▶ _Short problem_: Give every line of the records as a JSON list of strings, one string per line, leaving out blank lines.

[Element boundary records]
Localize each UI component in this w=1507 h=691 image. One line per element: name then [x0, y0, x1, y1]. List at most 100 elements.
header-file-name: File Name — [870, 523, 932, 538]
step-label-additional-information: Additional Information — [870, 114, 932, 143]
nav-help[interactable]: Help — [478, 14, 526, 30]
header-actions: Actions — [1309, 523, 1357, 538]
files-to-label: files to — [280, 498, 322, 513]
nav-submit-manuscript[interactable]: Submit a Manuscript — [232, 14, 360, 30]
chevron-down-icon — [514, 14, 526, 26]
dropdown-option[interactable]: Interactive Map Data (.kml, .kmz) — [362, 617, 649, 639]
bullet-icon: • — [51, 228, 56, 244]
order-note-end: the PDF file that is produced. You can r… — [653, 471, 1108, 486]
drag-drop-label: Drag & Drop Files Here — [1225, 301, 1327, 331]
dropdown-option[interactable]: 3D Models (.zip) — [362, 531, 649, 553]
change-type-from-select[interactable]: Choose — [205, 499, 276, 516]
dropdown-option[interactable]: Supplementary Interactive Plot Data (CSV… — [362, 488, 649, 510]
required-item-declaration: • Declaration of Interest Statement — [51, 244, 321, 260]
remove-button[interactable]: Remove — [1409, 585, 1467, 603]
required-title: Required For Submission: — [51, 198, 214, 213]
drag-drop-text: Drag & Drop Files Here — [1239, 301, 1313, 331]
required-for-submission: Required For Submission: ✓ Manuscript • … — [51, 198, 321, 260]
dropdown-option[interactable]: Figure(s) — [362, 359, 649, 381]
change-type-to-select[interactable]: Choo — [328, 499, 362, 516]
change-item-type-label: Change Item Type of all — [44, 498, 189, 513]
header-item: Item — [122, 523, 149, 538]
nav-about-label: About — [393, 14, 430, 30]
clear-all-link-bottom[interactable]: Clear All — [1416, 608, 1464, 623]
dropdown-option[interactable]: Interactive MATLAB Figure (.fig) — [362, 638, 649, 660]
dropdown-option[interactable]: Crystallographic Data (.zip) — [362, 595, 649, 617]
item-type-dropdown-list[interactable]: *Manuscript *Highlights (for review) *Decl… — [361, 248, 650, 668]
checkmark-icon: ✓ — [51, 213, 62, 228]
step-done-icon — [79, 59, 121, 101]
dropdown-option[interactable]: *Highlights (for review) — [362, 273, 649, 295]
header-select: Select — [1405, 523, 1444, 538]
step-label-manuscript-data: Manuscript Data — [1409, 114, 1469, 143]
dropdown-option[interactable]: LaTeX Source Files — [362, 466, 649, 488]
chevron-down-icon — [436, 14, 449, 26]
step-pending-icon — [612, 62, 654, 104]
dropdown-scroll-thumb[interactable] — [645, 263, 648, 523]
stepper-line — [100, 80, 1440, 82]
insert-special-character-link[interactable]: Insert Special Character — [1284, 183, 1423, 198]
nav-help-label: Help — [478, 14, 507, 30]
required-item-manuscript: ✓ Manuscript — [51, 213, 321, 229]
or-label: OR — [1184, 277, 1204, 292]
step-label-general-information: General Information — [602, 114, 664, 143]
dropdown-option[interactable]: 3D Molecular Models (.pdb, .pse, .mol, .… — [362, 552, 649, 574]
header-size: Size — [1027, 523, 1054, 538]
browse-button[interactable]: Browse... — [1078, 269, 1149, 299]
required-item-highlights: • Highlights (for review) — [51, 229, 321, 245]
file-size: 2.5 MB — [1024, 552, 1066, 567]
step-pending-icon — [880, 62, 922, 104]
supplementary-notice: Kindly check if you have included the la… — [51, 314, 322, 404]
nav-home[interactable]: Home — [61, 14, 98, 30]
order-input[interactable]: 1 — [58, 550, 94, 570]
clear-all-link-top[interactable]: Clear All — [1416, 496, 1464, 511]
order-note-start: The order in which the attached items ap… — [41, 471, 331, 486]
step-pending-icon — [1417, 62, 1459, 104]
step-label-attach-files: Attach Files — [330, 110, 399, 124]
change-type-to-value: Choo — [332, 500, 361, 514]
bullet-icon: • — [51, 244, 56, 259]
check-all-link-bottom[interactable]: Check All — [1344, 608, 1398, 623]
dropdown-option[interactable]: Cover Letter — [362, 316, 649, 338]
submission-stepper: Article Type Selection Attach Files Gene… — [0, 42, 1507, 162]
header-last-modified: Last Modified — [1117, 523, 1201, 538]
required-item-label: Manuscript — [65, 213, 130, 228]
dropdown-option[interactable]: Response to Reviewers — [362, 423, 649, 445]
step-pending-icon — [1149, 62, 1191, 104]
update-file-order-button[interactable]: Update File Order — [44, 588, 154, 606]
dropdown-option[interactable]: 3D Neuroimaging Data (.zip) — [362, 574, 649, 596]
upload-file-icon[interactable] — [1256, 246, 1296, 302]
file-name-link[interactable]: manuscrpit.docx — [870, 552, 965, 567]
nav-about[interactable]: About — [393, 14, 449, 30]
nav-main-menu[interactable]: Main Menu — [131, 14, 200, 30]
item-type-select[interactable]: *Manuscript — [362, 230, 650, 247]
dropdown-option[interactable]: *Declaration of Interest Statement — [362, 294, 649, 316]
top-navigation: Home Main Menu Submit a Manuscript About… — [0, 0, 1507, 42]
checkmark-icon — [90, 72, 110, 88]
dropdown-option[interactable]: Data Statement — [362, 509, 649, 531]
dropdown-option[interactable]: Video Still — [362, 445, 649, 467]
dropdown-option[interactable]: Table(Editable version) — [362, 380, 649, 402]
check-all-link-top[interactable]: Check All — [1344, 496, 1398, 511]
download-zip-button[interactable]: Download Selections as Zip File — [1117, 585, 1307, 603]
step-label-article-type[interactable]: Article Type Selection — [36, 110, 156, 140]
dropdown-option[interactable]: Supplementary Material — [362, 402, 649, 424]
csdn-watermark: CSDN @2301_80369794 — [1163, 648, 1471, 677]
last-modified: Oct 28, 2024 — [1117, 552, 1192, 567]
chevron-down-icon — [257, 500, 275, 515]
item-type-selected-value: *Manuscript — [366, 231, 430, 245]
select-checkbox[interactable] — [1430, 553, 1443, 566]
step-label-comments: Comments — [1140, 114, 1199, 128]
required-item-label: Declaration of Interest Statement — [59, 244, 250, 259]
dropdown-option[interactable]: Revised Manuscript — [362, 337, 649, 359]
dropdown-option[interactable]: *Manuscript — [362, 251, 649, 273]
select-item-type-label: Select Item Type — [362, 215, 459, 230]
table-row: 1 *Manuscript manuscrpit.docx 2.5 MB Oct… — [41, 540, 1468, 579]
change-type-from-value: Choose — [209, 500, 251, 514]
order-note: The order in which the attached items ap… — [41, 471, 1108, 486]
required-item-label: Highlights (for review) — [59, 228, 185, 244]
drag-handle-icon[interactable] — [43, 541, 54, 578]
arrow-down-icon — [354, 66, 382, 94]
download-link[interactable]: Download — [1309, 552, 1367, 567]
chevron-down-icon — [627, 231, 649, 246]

▶ _Result below_:
[
  "Localize each UI component in this w=1507 h=691 image. One line per element: name then [x0, y0, x1, y1]. List at most 100 elements.",
  "header-file-name: File Name — [870, 523, 932, 538]",
  "step-label-additional-information: Additional Information — [870, 114, 932, 143]",
  "nav-help[interactable]: Help — [478, 14, 526, 30]",
  "header-actions: Actions — [1309, 523, 1357, 538]",
  "files-to-label: files to — [280, 498, 322, 513]",
  "nav-submit-manuscript[interactable]: Submit a Manuscript — [232, 14, 360, 30]",
  "chevron-down-icon — [514, 14, 526, 26]",
  "dropdown-option[interactable]: Interactive Map Data (.kml, .kmz) — [362, 617, 649, 639]",
  "bullet-icon: • — [51, 228, 56, 244]",
  "order-note-end: the PDF file that is produced. You can r… — [653, 471, 1108, 486]",
  "drag-drop-label: Drag & Drop Files Here — [1225, 301, 1327, 331]",
  "dropdown-option[interactable]: 3D Models (.zip) — [362, 531, 649, 553]",
  "change-type-from-select[interactable]: Choose — [205, 499, 276, 516]",
  "dropdown-option[interactable]: Supplementary Interactive Plot Data (CSV… — [362, 488, 649, 510]",
  "required-item-declaration: • Declaration of Interest Statement — [51, 244, 321, 260]",
  "remove-button[interactable]: Remove — [1409, 585, 1467, 603]",
  "required-title: Required For Submission: — [51, 198, 214, 213]",
  "drag-drop-text: Drag & Drop Files Here — [1239, 301, 1313, 331]",
  "required-for-submission: Required For Submission: ✓ Manuscript • … — [51, 198, 321, 260]",
  "dropdown-option[interactable]: Figure(s) — [362, 359, 649, 381]",
  "change-type-to-select[interactable]: Choo — [328, 499, 362, 516]",
  "change-item-type-label: Change Item Type of all — [44, 498, 189, 513]",
  "header-item: Item — [122, 523, 149, 538]",
  "nav-about-label: About — [393, 14, 430, 30]",
  "clear-all-link-bottom[interactable]: Clear All — [1416, 608, 1464, 623]",
  "dropdown-option[interactable]: Interactive MATLAB Figure (.fig) — [362, 638, 649, 660]",
  "dropdown-option[interactable]: Crystallographic Data (.zip) — [362, 595, 649, 617]",
  "item-type-dropdown-list[interactable]: *Manuscript *Highlights (for review) *Decl… — [361, 248, 650, 668]",
  "checkmark-icon: ✓ — [51, 213, 62, 228]",
  "step-done-icon — [79, 59, 121, 101]",
  "dropdown-option[interactable]: *Highlights (for review) — [362, 273, 649, 295]",
  "header-select: Select — [1405, 523, 1444, 538]",
  "step-label-manuscript-data: Manuscript Data — [1409, 114, 1469, 143]",
  "dropdown-option[interactable]: LaTeX Source Files — [362, 466, 649, 488]",
  "chevron-down-icon — [436, 14, 449, 26]",
  "step-pending-icon — [612, 62, 654, 104]",
  "dropdown-scroll-thumb[interactable] — [645, 263, 648, 523]",
  "stepper-line — [100, 80, 1440, 82]",
  "insert-special-character-link[interactable]: Insert Special Character — [1284, 183, 1423, 198]",
  "nav-help-label: Help — [478, 14, 507, 30]",
  "required-item-manuscript: ✓ Manuscript — [51, 213, 321, 229]",
  "or-label: OR — [1184, 277, 1204, 292]",
  "step-label-general-information: General Information — [602, 114, 664, 143]",
  "dropdown-option[interactable]: 3D Molecular Models (.pdb, .pse, .mol, .… — [362, 552, 649, 574]",
  "header-size: Size — [1027, 523, 1054, 538]",
  "browse-button[interactable]: Browse... — [1078, 269, 1149, 299]",
  "required-item-highlights: • Highlights (for review) — [51, 229, 321, 245]",
  "file-size: 2.5 MB — [1024, 552, 1066, 567]",
  "step-pending-icon — [880, 62, 922, 104]",
  "supplementary-notice: Kindly check if you have included the la… — [51, 314, 322, 404]",
  "nav-home[interactable]: Home — [61, 14, 98, 30]",
  "order-input[interactable]: 1 — [58, 550, 94, 570]",
  "clear-all-link-top[interactable]: Clear All — [1416, 496, 1464, 511]",
  "order-note-start: The order in which the attached items ap… — [41, 471, 331, 486]",
  "step-pending-icon — [1417, 62, 1459, 104]",
  "step-label-attach-files: Attach Files — [330, 110, 399, 124]",
  "change-type-to-value: Choo — [332, 500, 361, 514]",
  "bullet-icon: • — [51, 244, 56, 259]",
  "check-all-link-bottom[interactable]: Check All — [1344, 608, 1398, 623]",
  "dropdown-option[interactable]: Cover Letter — [362, 316, 649, 338]",
  "submission-stepper: Article Type Selection Attach Files Gene… — [0, 42, 1507, 162]",
  "header-last-modified: Last Modified — [1117, 523, 1201, 538]",
  "required-item-label: Manuscript — [65, 213, 130, 228]",
  "dropdown-option[interactable]: Response to Reviewers — [362, 423, 649, 445]",
  "step-pending-icon — [1149, 62, 1191, 104]",
  "update-file-order-button[interactable]: Update File Order — [44, 588, 154, 606]",
  "dropdown-option[interactable]: 3D Neuroimaging Data (.zip) — [362, 574, 649, 596]",
  "upload-file-icon[interactable] — [1256, 246, 1296, 302]",
  "file-name-link[interactable]: manuscrpit.docx — [870, 552, 965, 567]",
  "nav-about[interactable]: About — [393, 14, 449, 30]",
  "nav-main-menu[interactable]: Main Menu — [131, 14, 200, 30]",
  "item-type-select[interactable]: *Manuscript — [362, 230, 650, 247]",
  "dropdown-option[interactable]: *Declaration of Interest Statement — [362, 294, 649, 316]",
  "top-navigation: Home Main Menu Submit a Manuscript About… — [0, 0, 1507, 42]",
  "checkmark-icon — [90, 72, 110, 88]",
  "dropdown-option[interactable]: Data Statement — [362, 509, 649, 531]",
  "dropdown-option[interactable]: Video Still — [362, 445, 649, 467]",
  "dropdown-option[interactable]: Table(Editable version) — [362, 380, 649, 402]",
  "check-all-link-top[interactable]: Check All — [1344, 496, 1398, 511]",
  "download-zip-button[interactable]: Download Selections as Zip File — [1117, 585, 1307, 603]",
  "step-label-article-type[interactable]: Article Type Selection — [36, 110, 156, 140]",
  "dropdown-option[interactable]: Supplementary Material — [362, 402, 649, 424]",
  "csdn-watermark: CSDN @2301_80369794 — [1163, 648, 1471, 677]",
  "last-modified: Oct 28, 2024 — [1117, 552, 1192, 567]",
  "chevron-down-icon — [257, 500, 275, 515]",
  "item-type-selected-value: *Manuscript — [366, 231, 430, 245]",
  "select-checkbox[interactable] — [1430, 553, 1443, 566]",
  "step-label-comments: Comments — [1140, 114, 1199, 128]",
  "required-item-label: Declaration of Interest Statement — [59, 244, 250, 259]",
  "dropdown-option[interactable]: Revised Manuscript — [362, 337, 649, 359]",
  "dropdown-option[interactable]: *Manuscript — [362, 251, 649, 273]",
  "select-item-type-label: Select Item Type — [362, 215, 459, 230]",
  "table-row: 1 *Manuscript manuscrpit.docx 2.5 MB Oct… — [41, 540, 1468, 579]",
  "change-type-from-value: Choose — [209, 500, 251, 514]",
  "order-note: The order in which the attached items ap… — [41, 471, 1108, 486]",
  "required-item-label: Highlights (for review) — [59, 228, 185, 244]",
  "drag-handle-icon[interactable] — [43, 541, 54, 578]",
  "arrow-down-icon — [354, 66, 382, 94]",
  "download-link[interactable]: Download — [1309, 552, 1367, 567]",
  "chevron-down-icon — [627, 231, 649, 246]"
]